Please report every line from the material that contains the word "this".

————————

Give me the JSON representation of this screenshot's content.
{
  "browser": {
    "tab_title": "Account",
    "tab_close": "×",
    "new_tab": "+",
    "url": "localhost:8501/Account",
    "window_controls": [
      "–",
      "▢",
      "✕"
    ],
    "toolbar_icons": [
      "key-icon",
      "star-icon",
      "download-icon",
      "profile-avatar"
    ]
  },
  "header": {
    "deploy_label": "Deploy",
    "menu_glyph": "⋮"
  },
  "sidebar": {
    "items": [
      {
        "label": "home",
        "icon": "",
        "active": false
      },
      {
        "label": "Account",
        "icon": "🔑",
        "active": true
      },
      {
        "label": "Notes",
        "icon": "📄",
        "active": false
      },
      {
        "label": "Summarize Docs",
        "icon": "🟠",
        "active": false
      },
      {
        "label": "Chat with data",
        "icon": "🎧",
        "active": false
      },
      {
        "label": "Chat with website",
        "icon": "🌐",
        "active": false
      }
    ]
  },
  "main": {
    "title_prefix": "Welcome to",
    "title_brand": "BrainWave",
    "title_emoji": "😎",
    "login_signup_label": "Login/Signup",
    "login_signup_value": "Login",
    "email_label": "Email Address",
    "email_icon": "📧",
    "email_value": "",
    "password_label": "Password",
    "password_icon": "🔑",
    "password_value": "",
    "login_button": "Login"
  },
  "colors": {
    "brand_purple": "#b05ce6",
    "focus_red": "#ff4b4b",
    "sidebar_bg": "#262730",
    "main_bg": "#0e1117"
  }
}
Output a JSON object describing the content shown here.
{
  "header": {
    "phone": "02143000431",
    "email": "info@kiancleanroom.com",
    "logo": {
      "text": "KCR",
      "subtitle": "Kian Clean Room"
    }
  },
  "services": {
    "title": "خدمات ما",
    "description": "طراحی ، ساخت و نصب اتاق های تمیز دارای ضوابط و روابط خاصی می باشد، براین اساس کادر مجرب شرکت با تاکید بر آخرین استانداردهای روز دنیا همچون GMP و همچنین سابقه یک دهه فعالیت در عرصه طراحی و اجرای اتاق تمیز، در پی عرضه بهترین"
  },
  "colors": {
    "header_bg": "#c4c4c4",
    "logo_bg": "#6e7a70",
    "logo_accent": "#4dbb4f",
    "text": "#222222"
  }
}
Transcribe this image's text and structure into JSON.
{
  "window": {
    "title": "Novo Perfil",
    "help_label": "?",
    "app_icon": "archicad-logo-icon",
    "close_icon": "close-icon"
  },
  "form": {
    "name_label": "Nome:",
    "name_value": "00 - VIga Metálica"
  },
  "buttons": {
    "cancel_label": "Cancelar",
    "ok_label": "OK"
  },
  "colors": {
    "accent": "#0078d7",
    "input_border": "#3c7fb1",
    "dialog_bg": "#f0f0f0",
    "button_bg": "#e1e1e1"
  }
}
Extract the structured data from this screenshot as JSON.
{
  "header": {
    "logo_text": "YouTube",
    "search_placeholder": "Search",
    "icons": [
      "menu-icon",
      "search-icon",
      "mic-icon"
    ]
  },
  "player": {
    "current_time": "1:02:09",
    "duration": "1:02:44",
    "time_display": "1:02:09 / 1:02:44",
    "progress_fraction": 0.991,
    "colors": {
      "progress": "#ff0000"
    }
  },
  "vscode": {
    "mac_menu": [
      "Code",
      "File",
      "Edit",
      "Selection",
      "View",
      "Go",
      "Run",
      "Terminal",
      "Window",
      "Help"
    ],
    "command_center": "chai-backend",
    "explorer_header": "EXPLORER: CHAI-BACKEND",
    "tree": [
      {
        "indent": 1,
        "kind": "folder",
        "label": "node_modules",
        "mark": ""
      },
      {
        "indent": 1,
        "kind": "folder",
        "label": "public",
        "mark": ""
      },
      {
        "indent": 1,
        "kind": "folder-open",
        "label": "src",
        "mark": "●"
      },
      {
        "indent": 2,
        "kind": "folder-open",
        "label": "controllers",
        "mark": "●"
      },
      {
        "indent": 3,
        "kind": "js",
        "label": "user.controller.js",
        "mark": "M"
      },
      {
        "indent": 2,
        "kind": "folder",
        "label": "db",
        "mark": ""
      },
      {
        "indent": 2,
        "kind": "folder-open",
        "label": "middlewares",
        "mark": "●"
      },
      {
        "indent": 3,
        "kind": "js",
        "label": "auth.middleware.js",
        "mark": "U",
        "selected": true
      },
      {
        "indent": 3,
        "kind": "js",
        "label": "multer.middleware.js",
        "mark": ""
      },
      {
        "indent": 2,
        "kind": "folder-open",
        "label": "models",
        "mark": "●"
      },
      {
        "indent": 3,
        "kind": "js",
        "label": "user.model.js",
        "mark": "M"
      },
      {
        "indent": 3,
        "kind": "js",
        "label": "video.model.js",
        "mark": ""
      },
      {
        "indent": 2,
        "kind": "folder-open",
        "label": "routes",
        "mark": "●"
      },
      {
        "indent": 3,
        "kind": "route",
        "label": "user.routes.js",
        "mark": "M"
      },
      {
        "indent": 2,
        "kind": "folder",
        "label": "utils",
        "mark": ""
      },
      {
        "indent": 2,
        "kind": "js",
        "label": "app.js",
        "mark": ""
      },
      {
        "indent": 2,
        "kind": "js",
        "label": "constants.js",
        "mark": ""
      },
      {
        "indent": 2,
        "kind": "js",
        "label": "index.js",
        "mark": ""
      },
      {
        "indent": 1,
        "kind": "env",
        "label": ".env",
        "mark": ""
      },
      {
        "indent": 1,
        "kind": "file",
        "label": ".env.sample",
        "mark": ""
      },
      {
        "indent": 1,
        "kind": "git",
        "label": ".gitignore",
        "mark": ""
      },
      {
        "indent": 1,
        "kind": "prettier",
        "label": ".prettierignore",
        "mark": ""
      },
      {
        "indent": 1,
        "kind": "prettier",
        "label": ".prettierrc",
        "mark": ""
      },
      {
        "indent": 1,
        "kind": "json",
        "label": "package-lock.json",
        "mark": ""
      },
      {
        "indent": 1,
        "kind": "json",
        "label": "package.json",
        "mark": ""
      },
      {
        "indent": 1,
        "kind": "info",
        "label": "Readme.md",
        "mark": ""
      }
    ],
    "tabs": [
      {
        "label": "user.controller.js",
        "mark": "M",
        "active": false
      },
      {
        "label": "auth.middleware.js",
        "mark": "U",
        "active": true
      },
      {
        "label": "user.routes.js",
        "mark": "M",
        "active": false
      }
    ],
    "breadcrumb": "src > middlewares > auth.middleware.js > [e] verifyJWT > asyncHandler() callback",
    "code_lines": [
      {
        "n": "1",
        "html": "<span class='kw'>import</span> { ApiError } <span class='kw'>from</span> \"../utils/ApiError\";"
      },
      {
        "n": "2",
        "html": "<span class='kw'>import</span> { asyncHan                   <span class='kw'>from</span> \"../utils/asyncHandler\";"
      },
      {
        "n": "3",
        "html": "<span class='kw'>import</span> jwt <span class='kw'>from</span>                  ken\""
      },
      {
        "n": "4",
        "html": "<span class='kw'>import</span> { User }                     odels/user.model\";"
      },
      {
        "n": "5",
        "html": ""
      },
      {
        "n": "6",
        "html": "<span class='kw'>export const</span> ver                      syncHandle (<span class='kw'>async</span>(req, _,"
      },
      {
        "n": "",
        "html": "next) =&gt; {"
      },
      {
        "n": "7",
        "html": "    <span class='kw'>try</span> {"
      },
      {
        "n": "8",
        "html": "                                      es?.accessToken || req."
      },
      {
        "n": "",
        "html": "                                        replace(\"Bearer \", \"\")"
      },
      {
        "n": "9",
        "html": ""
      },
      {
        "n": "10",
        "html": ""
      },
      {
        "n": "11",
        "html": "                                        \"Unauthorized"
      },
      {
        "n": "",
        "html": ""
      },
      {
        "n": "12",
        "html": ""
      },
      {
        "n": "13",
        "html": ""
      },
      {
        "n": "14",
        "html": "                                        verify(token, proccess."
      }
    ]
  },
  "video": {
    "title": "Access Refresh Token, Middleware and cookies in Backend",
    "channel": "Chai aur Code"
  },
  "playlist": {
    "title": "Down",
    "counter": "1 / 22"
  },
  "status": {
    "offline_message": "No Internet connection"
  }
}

————————

Reply to the exercise:
Give me the JSON representation of this screenshot's content.
Transcribe this image's text and structure into JSON.
Extract the structured data from this screenshot as JSON.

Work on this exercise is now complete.